DATA TO PROCESS:

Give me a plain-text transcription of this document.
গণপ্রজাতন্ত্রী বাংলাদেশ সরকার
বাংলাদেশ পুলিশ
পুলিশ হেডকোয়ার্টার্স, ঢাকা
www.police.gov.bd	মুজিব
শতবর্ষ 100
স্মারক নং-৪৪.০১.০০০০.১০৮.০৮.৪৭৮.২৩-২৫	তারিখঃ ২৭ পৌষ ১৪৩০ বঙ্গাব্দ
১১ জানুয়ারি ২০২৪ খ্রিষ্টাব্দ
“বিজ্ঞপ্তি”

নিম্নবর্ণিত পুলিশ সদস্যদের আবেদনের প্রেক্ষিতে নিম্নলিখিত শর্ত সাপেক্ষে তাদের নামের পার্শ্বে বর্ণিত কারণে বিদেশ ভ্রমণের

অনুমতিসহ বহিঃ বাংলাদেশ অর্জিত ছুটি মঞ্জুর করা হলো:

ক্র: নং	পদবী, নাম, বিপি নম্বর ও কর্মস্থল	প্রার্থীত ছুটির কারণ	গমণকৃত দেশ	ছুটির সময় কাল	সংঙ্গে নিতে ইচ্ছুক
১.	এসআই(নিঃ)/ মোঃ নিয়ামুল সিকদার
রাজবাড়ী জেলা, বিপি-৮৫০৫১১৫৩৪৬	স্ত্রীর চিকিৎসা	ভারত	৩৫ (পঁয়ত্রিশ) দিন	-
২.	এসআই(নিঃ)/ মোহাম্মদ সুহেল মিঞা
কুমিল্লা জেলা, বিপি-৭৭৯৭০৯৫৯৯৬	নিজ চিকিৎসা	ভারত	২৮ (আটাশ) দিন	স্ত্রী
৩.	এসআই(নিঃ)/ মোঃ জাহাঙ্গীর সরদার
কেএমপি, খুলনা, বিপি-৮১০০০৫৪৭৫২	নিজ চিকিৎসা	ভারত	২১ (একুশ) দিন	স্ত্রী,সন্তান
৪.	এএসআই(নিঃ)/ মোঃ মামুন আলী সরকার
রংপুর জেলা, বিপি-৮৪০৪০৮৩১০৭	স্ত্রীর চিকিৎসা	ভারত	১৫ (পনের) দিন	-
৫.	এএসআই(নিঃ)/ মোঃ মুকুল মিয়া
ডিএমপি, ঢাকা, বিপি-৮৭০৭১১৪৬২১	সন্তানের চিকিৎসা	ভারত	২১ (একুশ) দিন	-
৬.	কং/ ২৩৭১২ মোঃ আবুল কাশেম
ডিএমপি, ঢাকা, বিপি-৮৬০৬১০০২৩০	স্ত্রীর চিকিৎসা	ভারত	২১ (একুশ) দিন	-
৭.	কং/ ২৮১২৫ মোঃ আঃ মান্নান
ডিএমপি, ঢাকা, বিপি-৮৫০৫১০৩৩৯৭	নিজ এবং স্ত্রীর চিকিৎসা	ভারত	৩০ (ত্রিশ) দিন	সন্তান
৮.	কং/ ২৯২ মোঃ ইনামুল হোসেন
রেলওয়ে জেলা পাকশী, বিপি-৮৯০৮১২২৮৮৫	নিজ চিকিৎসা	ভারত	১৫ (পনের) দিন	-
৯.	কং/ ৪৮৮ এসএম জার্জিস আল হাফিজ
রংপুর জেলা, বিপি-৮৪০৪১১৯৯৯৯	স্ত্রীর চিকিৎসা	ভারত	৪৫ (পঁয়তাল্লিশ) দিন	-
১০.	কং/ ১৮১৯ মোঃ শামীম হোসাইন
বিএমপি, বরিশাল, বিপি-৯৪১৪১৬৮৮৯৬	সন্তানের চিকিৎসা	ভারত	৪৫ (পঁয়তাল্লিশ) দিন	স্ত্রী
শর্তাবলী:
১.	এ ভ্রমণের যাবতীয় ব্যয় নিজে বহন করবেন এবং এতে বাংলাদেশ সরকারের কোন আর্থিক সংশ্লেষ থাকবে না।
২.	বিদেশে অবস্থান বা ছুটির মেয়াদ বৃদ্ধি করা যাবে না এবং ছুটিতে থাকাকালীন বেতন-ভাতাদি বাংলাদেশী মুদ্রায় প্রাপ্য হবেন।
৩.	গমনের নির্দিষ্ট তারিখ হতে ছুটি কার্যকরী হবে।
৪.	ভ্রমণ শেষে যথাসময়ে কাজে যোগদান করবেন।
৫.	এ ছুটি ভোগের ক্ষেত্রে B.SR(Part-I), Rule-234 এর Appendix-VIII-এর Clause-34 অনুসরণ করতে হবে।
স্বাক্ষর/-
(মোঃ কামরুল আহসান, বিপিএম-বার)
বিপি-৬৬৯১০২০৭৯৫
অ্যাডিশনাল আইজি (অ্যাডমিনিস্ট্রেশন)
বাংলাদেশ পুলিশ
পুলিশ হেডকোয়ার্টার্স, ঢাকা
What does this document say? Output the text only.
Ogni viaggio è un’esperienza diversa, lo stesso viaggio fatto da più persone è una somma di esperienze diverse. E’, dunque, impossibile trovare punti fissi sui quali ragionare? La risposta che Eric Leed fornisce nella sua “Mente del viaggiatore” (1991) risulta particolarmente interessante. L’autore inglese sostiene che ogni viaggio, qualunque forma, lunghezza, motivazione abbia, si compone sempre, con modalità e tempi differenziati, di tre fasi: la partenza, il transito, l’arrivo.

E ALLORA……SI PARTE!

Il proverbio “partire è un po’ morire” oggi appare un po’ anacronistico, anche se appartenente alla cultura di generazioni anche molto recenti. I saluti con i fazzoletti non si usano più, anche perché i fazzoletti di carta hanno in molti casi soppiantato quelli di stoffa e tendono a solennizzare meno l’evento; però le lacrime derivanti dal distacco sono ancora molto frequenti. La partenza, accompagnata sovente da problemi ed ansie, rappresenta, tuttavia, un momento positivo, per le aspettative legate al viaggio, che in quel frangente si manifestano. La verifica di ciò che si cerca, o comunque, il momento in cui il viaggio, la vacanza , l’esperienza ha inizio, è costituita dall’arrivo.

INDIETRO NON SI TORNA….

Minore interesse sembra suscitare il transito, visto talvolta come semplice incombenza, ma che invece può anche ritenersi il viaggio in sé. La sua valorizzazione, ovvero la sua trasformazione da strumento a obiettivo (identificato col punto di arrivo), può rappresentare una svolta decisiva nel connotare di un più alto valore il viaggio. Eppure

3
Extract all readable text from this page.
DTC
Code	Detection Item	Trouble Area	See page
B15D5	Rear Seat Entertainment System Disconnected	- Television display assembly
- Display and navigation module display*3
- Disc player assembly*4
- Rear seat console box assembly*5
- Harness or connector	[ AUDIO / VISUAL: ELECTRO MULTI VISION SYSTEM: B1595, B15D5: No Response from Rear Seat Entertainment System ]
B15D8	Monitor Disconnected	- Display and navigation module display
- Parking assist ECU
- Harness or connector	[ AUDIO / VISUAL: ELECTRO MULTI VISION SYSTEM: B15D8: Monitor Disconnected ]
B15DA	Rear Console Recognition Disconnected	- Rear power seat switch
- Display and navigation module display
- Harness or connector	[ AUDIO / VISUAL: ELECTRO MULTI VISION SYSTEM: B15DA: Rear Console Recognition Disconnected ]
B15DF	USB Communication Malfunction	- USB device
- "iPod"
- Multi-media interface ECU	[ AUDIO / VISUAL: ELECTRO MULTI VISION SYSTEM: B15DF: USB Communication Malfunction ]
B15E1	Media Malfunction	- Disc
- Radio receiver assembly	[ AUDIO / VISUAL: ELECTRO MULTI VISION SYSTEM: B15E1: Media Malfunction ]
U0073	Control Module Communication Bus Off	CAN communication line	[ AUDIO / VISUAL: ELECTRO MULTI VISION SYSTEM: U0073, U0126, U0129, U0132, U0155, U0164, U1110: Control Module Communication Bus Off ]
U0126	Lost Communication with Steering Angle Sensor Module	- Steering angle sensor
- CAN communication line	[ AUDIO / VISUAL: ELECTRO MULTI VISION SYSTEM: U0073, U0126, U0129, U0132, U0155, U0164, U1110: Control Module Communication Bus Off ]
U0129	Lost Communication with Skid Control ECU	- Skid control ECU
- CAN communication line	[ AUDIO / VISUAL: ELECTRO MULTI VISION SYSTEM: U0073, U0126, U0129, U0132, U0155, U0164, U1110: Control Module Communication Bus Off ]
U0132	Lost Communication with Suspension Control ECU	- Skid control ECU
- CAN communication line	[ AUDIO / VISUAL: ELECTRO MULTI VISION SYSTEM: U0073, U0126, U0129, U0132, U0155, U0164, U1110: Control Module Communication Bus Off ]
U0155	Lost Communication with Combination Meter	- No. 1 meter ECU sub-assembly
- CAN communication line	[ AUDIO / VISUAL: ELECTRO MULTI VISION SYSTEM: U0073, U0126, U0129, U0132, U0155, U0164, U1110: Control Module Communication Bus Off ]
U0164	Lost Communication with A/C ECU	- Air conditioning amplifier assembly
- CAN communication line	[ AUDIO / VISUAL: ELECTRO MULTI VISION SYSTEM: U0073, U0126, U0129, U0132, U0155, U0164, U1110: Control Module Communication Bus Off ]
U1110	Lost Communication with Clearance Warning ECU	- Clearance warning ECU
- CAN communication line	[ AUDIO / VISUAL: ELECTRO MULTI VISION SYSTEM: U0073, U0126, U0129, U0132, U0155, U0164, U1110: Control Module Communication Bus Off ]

YOUR OBJECTIVE: Look over the listing above. Pick out and copy every line that includes "display".

TASK RESPONSE:
B15D5	Rear Seat Entertainment System Disconnected	- Television display assembly
- Display and navigation module display*3
B15D8	Monitor Disconnected	- Display and navigation module display
- Display and navigation module display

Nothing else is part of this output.